EXERCISE MATERIAL:
+ + +
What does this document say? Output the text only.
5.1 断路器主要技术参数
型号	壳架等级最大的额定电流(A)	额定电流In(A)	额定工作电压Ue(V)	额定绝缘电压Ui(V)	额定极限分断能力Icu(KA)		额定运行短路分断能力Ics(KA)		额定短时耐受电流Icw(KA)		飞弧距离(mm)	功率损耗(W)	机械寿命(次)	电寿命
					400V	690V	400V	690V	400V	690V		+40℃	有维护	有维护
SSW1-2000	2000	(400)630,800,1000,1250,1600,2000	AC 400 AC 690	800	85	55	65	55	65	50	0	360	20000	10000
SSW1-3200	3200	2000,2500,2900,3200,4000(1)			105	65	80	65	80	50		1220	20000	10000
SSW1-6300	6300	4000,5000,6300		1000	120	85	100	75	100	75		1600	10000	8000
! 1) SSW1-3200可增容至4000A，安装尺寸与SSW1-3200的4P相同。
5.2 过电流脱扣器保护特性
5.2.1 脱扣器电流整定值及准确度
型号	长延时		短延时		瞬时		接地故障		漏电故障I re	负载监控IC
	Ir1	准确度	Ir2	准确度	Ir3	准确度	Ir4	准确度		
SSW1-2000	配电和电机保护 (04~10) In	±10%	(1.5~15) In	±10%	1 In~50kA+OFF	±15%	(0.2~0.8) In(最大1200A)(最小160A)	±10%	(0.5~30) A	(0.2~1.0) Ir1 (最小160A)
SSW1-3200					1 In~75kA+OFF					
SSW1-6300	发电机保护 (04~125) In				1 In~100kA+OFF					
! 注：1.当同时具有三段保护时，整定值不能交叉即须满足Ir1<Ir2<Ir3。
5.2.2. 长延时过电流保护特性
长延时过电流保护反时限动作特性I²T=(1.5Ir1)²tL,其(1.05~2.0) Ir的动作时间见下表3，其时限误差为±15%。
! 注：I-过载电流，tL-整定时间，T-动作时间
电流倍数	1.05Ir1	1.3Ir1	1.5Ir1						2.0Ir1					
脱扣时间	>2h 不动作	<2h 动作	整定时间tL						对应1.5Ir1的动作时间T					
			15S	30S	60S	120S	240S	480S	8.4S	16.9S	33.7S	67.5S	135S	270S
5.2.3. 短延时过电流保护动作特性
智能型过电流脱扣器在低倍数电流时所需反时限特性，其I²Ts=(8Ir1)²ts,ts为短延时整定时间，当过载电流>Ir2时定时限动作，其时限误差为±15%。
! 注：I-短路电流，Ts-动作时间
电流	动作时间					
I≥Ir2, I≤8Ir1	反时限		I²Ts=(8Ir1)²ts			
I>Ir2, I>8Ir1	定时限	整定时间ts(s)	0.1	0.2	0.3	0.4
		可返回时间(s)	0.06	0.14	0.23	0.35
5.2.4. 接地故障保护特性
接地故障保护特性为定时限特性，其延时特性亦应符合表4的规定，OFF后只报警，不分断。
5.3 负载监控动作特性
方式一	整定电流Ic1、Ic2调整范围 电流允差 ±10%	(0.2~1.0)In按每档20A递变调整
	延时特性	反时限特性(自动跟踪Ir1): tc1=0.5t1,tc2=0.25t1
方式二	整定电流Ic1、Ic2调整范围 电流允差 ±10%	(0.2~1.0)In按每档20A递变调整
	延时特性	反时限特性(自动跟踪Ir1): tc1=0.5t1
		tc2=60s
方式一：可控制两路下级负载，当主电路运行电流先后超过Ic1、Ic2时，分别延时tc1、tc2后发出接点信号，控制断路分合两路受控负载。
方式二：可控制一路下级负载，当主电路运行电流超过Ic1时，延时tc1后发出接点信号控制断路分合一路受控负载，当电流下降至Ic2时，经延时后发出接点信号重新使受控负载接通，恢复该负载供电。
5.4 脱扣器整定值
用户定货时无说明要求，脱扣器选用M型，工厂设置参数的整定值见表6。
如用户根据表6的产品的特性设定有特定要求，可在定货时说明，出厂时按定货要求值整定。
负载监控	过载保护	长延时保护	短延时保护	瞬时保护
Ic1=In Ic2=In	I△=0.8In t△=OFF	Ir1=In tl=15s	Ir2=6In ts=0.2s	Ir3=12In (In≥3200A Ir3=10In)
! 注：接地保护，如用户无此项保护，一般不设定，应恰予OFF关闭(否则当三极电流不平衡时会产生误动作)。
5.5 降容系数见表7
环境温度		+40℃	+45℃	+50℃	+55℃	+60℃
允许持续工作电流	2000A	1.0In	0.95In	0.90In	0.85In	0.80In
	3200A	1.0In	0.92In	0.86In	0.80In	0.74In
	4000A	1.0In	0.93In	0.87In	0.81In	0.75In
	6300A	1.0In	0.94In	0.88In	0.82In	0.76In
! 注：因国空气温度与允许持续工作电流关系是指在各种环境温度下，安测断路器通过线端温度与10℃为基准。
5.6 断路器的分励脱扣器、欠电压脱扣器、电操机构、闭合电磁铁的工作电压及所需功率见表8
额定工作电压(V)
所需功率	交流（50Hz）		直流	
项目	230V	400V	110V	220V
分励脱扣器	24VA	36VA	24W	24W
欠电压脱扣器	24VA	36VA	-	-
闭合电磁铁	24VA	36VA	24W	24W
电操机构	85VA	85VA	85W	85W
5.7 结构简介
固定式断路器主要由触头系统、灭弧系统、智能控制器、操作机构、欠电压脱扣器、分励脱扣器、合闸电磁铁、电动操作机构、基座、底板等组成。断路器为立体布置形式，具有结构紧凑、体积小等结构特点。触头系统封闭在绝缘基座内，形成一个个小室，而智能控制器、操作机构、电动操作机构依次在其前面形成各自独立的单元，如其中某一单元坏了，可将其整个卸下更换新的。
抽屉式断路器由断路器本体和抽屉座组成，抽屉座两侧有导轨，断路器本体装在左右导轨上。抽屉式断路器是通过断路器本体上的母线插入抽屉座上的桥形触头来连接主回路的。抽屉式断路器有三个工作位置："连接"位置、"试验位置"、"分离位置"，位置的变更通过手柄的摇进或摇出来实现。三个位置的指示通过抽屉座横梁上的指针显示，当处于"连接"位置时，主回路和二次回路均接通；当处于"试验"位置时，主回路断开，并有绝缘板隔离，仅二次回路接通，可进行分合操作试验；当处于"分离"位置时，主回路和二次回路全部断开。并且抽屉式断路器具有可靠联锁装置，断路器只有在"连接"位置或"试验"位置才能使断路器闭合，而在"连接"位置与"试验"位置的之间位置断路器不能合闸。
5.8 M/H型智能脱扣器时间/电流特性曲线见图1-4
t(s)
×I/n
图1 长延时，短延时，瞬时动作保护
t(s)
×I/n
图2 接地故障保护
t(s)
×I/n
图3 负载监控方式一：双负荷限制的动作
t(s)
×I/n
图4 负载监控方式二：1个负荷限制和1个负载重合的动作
+ + +
EXERCISE PROMPT:
Each line in the entries above that includes the string "电操机构" should be extracted.

EXERCISE SOLUTION:
5.6 断路器的分励脱扣器、欠电压脱扣器、电操机构、闭合电磁铁的工作电压及所需功率见表8
电操机构	85VA	85VA	85W	85W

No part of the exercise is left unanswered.